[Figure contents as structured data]
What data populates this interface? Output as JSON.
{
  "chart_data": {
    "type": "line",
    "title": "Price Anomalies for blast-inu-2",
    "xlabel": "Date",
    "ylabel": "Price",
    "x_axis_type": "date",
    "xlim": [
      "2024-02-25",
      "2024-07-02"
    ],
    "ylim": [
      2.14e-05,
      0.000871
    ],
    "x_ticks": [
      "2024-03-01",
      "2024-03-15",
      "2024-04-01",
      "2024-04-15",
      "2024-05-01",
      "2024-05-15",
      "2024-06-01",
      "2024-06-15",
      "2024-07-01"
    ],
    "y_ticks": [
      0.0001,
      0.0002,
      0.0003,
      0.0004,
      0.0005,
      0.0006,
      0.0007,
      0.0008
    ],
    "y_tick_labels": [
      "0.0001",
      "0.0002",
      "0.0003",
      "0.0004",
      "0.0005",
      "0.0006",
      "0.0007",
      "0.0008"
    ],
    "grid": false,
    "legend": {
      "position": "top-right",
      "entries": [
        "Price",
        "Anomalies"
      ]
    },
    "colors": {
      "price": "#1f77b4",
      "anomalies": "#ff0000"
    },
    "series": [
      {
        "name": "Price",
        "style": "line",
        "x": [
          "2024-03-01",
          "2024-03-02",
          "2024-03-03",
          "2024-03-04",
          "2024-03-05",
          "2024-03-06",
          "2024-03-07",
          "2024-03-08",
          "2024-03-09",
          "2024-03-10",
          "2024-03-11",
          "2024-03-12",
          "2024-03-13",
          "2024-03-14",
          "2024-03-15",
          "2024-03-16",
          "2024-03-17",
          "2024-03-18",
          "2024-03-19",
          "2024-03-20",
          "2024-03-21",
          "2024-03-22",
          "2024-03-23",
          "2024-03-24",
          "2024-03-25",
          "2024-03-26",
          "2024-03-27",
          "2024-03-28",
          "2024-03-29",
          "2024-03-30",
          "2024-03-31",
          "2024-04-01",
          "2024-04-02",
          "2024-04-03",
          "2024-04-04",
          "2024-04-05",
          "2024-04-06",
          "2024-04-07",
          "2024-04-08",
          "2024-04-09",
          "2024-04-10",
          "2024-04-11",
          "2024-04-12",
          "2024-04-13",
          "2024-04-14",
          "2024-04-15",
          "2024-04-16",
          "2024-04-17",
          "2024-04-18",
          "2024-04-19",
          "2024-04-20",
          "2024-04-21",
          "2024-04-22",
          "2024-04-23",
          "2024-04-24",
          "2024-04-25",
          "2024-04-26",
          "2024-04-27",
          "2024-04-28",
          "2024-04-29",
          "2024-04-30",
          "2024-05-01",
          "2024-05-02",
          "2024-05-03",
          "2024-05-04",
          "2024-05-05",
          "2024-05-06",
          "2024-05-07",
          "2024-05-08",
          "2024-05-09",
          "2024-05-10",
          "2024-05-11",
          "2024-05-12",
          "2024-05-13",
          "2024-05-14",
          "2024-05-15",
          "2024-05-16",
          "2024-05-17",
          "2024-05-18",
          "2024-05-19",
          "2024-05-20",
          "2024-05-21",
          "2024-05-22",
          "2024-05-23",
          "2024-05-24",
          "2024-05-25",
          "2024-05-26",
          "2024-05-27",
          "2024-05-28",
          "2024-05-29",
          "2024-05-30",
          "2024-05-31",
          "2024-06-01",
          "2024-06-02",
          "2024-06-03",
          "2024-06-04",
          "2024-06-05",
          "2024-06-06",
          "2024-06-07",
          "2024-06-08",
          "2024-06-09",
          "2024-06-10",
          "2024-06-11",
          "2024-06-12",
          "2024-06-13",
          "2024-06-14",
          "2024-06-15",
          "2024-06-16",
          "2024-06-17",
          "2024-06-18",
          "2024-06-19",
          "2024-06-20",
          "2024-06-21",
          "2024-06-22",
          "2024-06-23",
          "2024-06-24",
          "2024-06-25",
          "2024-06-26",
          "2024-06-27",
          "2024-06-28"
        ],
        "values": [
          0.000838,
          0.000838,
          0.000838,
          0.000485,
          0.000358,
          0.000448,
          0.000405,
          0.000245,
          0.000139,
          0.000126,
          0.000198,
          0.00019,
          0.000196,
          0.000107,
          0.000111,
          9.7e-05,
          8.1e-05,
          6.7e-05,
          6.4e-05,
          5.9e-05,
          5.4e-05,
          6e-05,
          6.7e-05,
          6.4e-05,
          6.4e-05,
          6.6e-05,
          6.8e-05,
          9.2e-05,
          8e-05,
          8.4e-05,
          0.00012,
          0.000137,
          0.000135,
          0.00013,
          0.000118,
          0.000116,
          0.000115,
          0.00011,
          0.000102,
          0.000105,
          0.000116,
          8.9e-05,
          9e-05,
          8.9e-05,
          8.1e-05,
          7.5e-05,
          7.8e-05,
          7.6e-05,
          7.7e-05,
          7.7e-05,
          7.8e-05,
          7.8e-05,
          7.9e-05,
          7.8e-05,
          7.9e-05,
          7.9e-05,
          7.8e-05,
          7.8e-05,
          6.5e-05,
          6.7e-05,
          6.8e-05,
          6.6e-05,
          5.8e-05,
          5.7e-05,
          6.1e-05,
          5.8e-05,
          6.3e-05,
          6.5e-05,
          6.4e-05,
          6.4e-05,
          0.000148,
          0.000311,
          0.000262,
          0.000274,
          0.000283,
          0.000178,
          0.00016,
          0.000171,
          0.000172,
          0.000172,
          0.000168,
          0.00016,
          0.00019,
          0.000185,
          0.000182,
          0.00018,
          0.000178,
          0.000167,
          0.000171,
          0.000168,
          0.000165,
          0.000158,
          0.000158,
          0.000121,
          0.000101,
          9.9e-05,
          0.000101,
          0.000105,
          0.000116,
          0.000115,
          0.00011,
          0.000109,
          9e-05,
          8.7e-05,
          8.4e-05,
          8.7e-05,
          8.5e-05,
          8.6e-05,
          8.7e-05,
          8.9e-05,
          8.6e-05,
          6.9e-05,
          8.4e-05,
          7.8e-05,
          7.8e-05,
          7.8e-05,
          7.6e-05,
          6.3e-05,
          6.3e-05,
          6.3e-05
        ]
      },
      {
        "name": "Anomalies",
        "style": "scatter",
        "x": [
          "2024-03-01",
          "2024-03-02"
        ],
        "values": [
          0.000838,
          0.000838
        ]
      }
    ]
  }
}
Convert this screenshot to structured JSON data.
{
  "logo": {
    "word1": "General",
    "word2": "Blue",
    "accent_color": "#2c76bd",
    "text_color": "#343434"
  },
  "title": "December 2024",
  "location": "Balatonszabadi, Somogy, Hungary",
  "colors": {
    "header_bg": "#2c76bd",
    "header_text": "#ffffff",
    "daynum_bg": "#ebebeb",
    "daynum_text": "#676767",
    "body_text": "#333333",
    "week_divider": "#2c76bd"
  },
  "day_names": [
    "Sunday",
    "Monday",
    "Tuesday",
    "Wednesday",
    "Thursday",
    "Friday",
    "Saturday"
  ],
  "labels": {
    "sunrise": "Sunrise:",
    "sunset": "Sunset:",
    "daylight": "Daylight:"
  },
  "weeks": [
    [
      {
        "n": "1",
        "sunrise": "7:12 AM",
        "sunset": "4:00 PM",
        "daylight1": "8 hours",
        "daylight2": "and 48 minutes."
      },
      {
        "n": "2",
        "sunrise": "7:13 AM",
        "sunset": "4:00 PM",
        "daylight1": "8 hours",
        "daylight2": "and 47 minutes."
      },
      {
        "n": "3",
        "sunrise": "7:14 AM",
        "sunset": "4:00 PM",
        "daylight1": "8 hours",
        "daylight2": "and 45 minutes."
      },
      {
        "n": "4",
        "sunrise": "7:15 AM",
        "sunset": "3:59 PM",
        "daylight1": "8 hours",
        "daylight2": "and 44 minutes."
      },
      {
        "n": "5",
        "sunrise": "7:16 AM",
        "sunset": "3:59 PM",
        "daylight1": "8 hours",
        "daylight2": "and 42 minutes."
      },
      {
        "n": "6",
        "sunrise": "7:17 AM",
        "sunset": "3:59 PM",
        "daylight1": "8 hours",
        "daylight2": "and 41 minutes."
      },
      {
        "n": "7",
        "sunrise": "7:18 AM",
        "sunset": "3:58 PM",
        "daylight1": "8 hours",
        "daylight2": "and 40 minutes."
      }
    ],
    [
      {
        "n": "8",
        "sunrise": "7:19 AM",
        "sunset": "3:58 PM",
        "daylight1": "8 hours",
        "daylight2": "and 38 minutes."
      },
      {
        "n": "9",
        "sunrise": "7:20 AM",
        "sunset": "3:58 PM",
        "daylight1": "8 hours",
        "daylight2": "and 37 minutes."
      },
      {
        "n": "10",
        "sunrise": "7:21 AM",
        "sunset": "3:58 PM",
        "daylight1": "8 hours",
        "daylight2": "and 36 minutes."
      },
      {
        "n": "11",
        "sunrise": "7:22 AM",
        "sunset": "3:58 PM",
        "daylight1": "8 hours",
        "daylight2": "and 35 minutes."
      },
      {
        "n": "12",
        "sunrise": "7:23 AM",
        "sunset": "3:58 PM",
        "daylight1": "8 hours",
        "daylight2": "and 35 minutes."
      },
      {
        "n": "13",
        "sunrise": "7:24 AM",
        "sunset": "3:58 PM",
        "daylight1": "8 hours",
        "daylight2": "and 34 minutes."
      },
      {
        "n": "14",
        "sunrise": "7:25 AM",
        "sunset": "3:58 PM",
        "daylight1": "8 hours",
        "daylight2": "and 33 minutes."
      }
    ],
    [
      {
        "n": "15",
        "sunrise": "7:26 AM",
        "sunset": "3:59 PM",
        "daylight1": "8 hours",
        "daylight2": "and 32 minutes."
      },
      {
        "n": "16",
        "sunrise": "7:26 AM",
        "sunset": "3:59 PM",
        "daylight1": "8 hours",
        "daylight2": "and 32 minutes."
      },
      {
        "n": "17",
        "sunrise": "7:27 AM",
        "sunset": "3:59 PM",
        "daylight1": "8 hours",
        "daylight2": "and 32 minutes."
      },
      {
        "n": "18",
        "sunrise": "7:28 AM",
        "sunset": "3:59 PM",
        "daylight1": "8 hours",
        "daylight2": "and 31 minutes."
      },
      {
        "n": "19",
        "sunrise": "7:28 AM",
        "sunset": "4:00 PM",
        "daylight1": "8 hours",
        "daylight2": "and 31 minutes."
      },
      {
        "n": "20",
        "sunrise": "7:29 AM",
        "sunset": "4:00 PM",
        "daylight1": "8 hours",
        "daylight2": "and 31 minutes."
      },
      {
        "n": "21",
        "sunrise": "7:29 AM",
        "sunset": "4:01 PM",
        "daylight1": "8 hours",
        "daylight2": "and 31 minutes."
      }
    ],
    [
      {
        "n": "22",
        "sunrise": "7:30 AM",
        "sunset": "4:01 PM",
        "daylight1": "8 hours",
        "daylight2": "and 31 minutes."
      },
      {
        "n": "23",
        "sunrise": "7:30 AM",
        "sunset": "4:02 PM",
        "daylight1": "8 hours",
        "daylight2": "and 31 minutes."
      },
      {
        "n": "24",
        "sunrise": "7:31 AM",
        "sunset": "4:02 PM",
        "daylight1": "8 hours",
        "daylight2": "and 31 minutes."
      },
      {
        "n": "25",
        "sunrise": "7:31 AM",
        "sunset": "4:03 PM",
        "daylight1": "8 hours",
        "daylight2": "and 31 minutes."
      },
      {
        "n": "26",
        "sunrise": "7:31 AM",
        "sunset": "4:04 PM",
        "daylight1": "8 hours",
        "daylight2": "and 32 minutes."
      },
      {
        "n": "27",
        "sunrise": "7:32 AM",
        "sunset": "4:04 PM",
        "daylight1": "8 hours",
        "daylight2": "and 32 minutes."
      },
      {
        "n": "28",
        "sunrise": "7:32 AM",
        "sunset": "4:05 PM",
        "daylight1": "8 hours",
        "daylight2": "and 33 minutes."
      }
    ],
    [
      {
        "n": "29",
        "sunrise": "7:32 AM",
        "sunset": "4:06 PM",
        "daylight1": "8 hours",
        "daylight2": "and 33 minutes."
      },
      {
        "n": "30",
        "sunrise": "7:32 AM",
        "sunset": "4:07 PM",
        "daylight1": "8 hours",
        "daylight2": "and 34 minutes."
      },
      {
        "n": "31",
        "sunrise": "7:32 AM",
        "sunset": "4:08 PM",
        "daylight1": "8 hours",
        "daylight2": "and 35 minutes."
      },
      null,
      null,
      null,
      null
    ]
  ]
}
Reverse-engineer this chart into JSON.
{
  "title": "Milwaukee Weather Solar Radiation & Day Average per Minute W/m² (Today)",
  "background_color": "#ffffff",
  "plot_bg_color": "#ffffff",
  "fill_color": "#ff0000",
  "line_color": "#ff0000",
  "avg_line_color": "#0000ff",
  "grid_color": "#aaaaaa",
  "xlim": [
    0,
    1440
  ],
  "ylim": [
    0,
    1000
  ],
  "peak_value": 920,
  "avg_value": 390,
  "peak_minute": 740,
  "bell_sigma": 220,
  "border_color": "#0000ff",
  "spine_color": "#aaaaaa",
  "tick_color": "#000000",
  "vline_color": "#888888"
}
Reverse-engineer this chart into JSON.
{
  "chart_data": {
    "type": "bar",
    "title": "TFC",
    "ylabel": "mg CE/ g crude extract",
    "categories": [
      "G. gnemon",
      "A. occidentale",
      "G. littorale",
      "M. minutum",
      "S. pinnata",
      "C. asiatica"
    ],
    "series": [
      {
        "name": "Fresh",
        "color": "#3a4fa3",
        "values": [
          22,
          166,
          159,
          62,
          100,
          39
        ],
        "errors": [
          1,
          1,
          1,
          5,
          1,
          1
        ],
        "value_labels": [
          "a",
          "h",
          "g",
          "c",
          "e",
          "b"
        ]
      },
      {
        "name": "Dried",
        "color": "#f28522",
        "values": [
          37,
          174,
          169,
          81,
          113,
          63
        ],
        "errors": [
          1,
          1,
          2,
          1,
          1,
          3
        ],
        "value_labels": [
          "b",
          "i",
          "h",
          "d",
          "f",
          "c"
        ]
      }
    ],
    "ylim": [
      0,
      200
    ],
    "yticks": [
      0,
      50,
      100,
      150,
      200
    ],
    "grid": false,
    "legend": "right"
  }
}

→ **PROBLEM STATEMENT**: Where does the word "ffffff" appear in the listing? List each line that holds it.

→ **TASK SOLUTION**:
    "header_text": "#ffffff",
  "background_color": "#ffffff",
  "plot_bg_color": "#ffffff",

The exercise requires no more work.